__EXERCISE INPUT__:
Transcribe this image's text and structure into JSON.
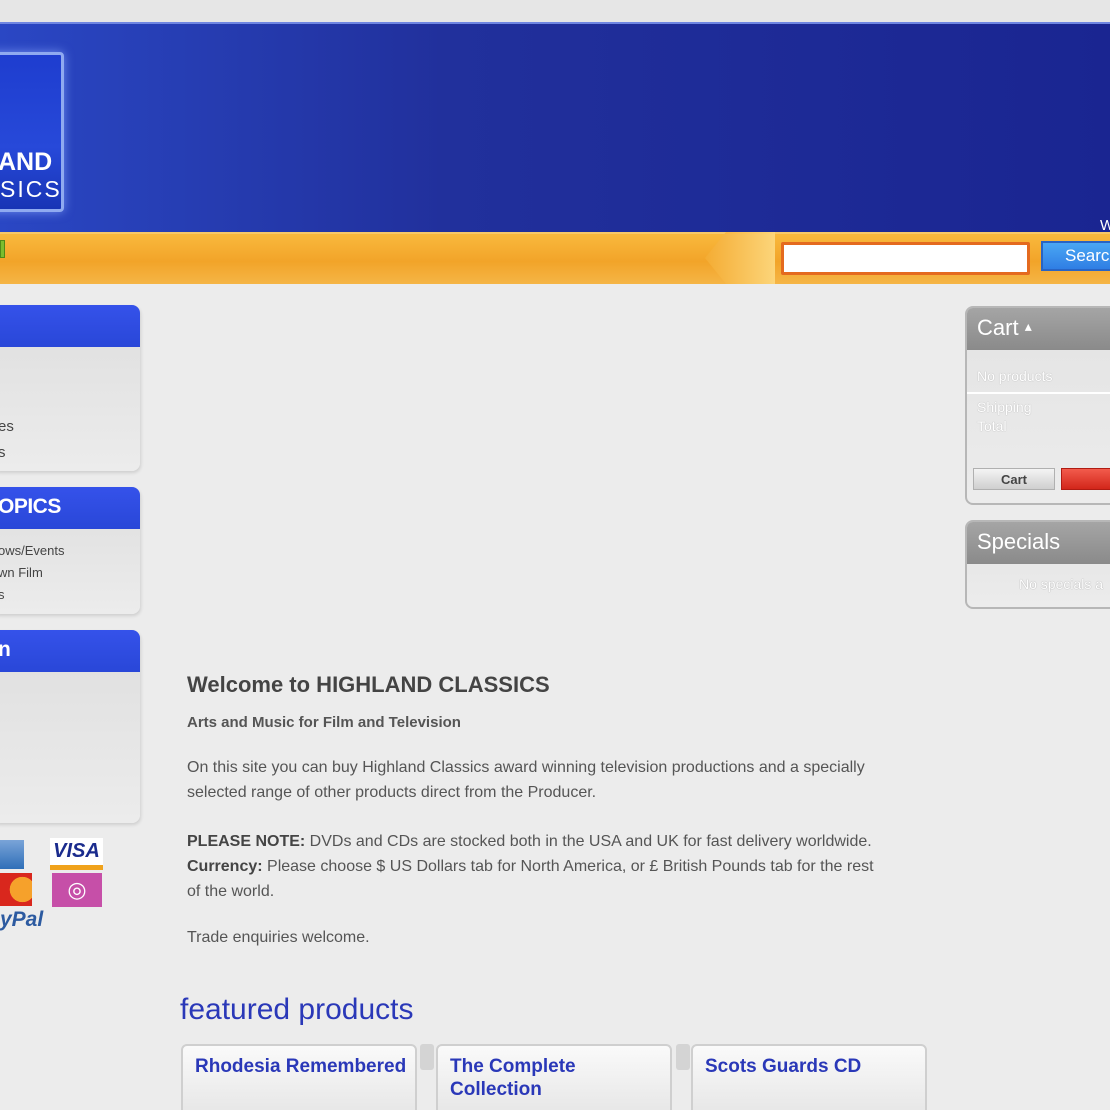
{
  "header": {
    "logo_line1": "AND",
    "logo_line2": "SICS",
    "right_text": "W"
  },
  "search": {
    "value": "",
    "placeholder": "",
    "button_label": "Search"
  },
  "sidebar": {
    "box1": {
      "heading": "",
      "items": [
        "es",
        "s"
      ]
    },
    "box2": {
      "heading": "OPICS",
      "items": [
        "ows/Events",
        "wn Film",
        "s"
      ]
    },
    "box3": {
      "heading": "n"
    },
    "payment_icons": [
      "amex-icon",
      "visa-icon",
      "mastercard-icon",
      "maestro-icon",
      "paypal-icon"
    ],
    "visa_text": "VISA",
    "paypal_text": "yPal"
  },
  "main": {
    "title": "Welcome to HIGHLAND CLASSICS",
    "subtitle": "Arts and Music for Film and Television",
    "intro": "On this site you can buy Highland Classics award winning television productions and a specially selected range of other products direct from the Producer.",
    "note_label": "PLEASE NOTE:",
    "note_text": " DVDs and CDs are stocked both in the USA and UK for fast delivery worldwide.  ",
    "currency_label": "Currency:",
    "currency_text": " Please choose $ US Dollars tab for North America, or £ British Pounds tab for the rest of the world.",
    "trade": "Trade enquiries welcome.",
    "featured_title": "featured products",
    "products": [
      "Rhodesia Remembered",
      "The Complete Collection",
      "Scots Guards CD"
    ]
  },
  "cart": {
    "heading": "Cart",
    "caret": "▴",
    "no_products": "No products",
    "shipping": "Shipping",
    "total": "Total",
    "cart_button": "Cart",
    "checkout_button": ""
  },
  "specials": {
    "heading": "Specials",
    "text": "No specials a"
  },
  "colors": {
    "header_blue": "#21309c",
    "orange_bar": "#f2a429",
    "link_blue": "#2a38b8",
    "checkout_red": "#d2261a"
  }
}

__EXERCISE__: Restate the data above word for word. Skip every picture.

__RESULT OF THE EXERCISE__:
Transcribe this image's text and structure into JSON.
{
  "header": {
    "logo_line1": "AND",
    "logo_line2": "SICS",
    "right_text": "W"
  },
  "search": {
    "value": "",
    "placeholder": "",
    "button_label": "Search"
  },
  "sidebar": {
    "box1": {
      "heading": "",
      "items": [
        "es",
        "s"
      ]
    },
    "box2": {
      "heading": "OPICS",
      "items": [
        "ows/Events",
        "wn Film",
        "s"
      ]
    },
    "box3": {
      "heading": "n"
    },
    "payment_icons": [
      "amex-icon",
      "visa-icon",
      "mastercard-icon",
      "maestro-icon",
      "paypal-icon"
    ],
    "visa_text": "VISA",
    "paypal_text": "yPal"
  },
  "main": {
    "title": "Welcome to HIGHLAND CLASSICS",
    "subtitle": "Arts and Music for Film and Television",
    "intro": "On this site you can buy Highland Classics award winning television productions and a specially selected range of other products direct from the Producer.",
    "note_label": "PLEASE NOTE:",
    "note_text": " DVDs and CDs are stocked both in the USA and UK for fast delivery worldwide.  ",
    "currency_label": "Currency:",
    "currency_text": " Please choose $ US Dollars tab for North America, or £ British Pounds tab for the rest of the world.",
    "trade": "Trade enquiries welcome.",
    "featured_title": "featured products",
    "products": [
      "Rhodesia Remembered",
      "The Complete Collection",
      "Scots Guards CD"
    ]
  },
  "cart": {
    "heading": "Cart",
    "caret": "▴",
    "no_products": "No products",
    "shipping": "Shipping",
    "total": "Total",
    "cart_button": "Cart",
    "checkout_button": ""
  },
  "specials": {
    "heading": "Specials",
    "text": "No specials a"
  },
  "colors": {
    "header_blue": "#21309c",
    "orange_bar": "#f2a429",
    "link_blue": "#2a38b8",
    "checkout_red": "#d2261a"
  }
}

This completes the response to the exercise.